[Stored data entries]
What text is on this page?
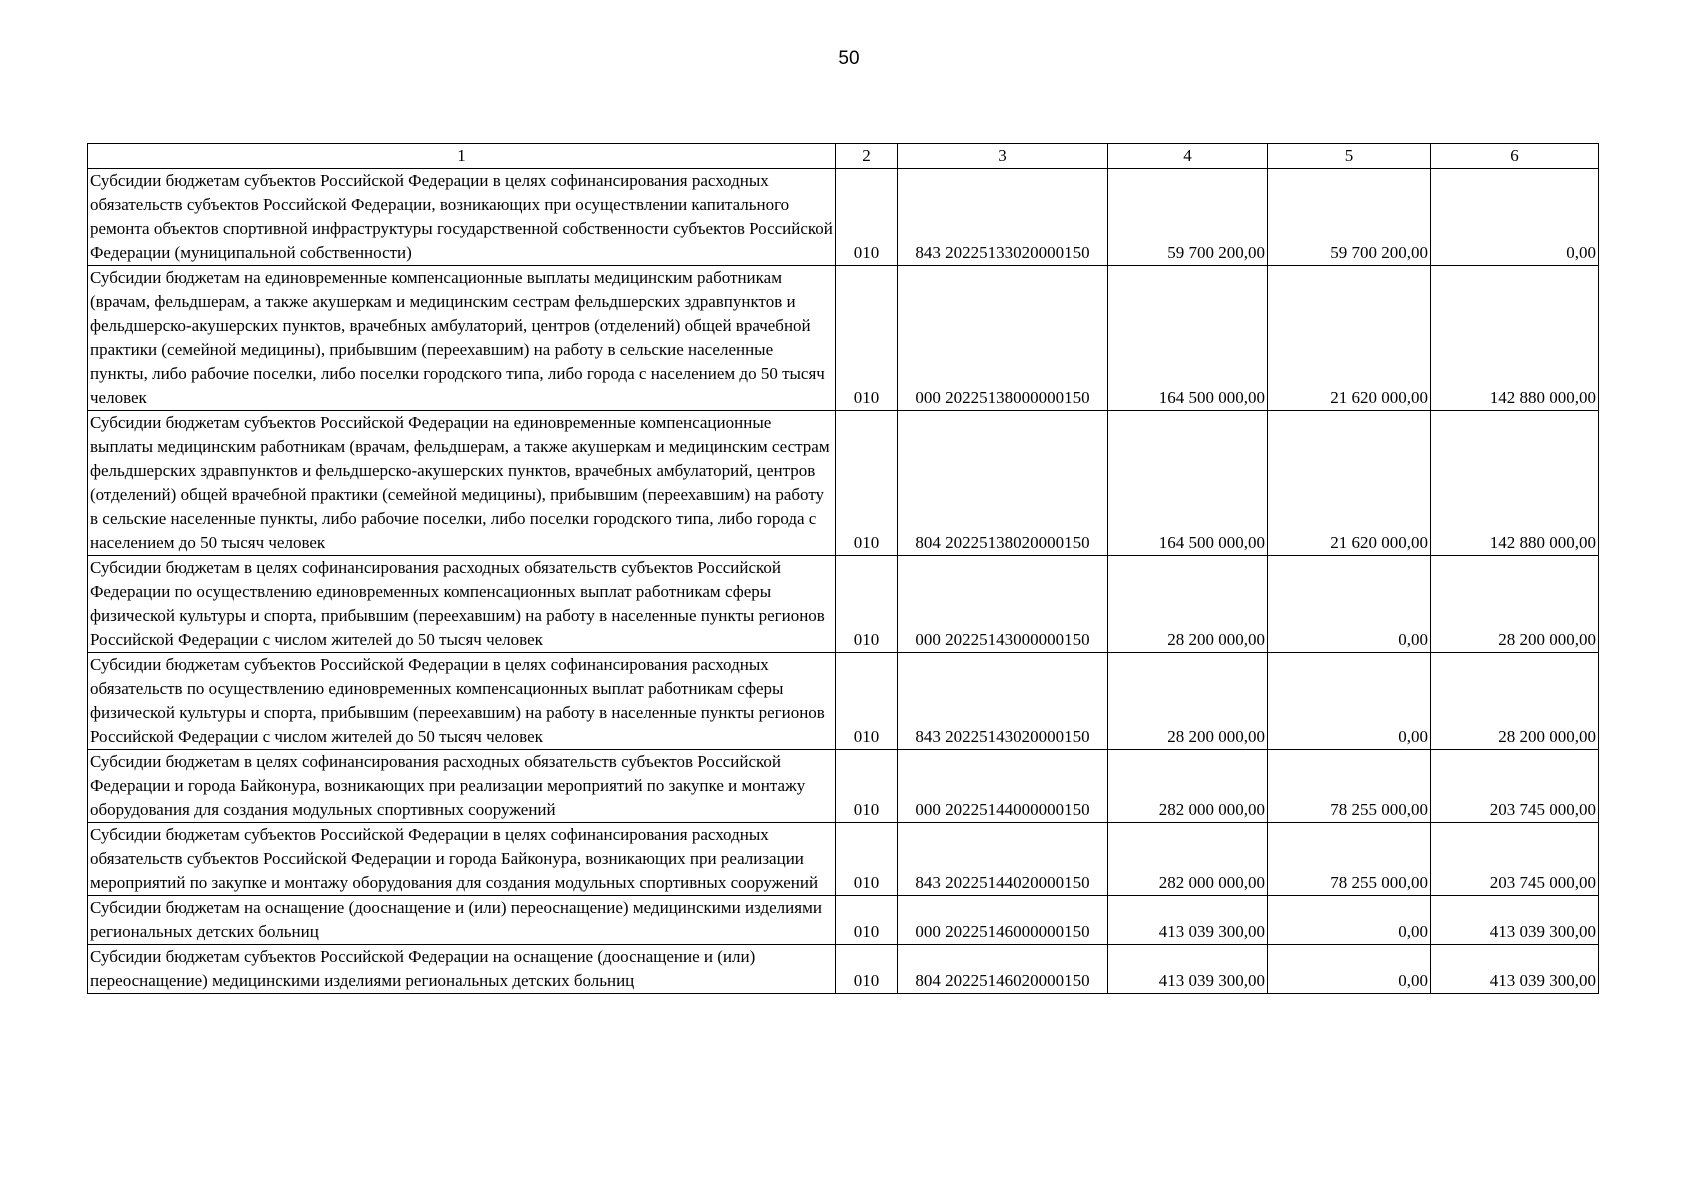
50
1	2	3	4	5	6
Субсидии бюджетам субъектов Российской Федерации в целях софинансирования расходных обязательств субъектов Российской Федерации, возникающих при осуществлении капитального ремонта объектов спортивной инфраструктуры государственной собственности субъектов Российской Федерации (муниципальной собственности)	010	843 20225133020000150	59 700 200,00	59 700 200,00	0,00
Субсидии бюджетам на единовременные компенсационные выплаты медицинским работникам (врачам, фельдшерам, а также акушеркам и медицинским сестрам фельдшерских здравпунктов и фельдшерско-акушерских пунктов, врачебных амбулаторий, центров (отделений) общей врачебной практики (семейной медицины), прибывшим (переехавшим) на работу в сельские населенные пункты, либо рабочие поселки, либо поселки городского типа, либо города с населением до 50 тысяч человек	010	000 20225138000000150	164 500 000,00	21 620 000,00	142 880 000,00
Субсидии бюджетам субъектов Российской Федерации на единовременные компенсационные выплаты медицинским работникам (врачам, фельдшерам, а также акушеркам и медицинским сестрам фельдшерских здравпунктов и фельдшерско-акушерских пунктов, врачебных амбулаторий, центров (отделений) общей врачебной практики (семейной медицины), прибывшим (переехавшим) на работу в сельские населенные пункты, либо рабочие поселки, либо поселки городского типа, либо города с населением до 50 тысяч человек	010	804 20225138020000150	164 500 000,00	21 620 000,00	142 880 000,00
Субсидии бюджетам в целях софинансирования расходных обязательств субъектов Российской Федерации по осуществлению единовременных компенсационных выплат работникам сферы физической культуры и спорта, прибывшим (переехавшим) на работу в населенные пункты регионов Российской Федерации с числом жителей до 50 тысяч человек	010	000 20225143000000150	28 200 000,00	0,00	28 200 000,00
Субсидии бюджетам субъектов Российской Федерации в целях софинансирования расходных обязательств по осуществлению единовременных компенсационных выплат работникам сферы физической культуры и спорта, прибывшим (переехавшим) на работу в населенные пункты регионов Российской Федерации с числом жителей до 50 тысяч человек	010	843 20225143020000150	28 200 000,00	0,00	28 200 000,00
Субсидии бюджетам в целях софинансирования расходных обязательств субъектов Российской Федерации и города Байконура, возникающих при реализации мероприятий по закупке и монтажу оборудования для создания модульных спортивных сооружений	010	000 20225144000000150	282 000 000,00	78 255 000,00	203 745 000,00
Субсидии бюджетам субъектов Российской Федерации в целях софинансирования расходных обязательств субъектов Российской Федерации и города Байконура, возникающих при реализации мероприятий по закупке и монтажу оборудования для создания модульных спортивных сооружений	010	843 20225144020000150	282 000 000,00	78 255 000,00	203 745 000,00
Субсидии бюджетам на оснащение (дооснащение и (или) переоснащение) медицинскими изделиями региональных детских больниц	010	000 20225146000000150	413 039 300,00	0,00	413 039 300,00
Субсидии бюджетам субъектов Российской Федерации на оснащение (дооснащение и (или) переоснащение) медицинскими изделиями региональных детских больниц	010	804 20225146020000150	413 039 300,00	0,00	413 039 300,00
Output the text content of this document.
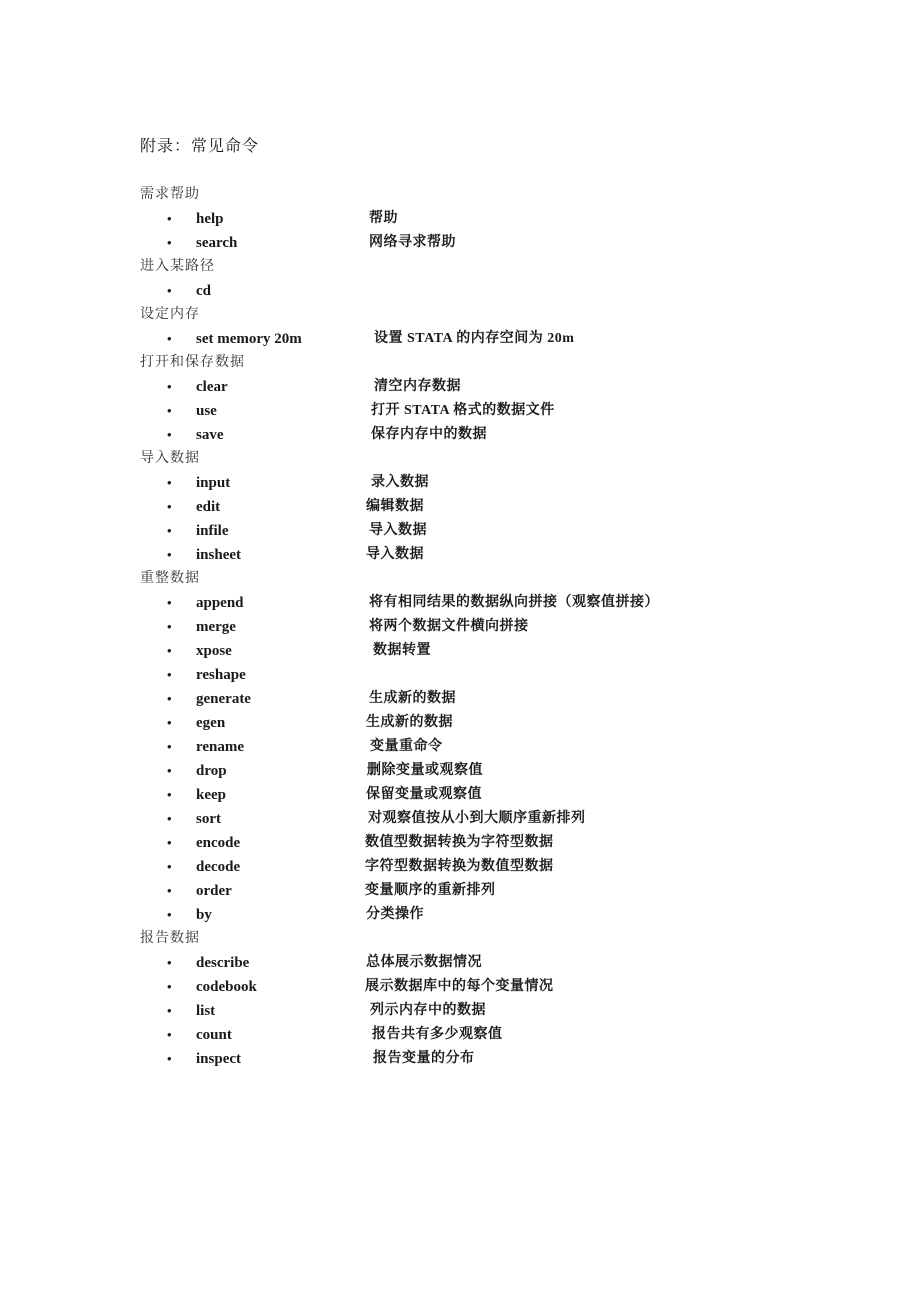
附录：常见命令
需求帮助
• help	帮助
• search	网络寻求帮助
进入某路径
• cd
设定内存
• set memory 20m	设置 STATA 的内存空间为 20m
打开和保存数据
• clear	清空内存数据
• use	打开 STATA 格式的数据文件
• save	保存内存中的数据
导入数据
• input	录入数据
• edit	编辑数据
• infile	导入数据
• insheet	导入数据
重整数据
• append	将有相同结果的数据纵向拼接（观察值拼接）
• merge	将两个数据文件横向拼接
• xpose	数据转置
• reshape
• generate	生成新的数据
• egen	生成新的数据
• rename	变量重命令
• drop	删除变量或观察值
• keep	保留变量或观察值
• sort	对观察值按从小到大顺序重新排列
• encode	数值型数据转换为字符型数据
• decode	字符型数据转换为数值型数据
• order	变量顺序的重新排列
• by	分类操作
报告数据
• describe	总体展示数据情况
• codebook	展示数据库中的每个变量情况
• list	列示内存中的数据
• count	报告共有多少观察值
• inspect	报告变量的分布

- EXERCISE GOAL: Spot every line that holds "this" and copy it.

- FULL SOLUTION:
What text is on this page?
Output the text content of this document.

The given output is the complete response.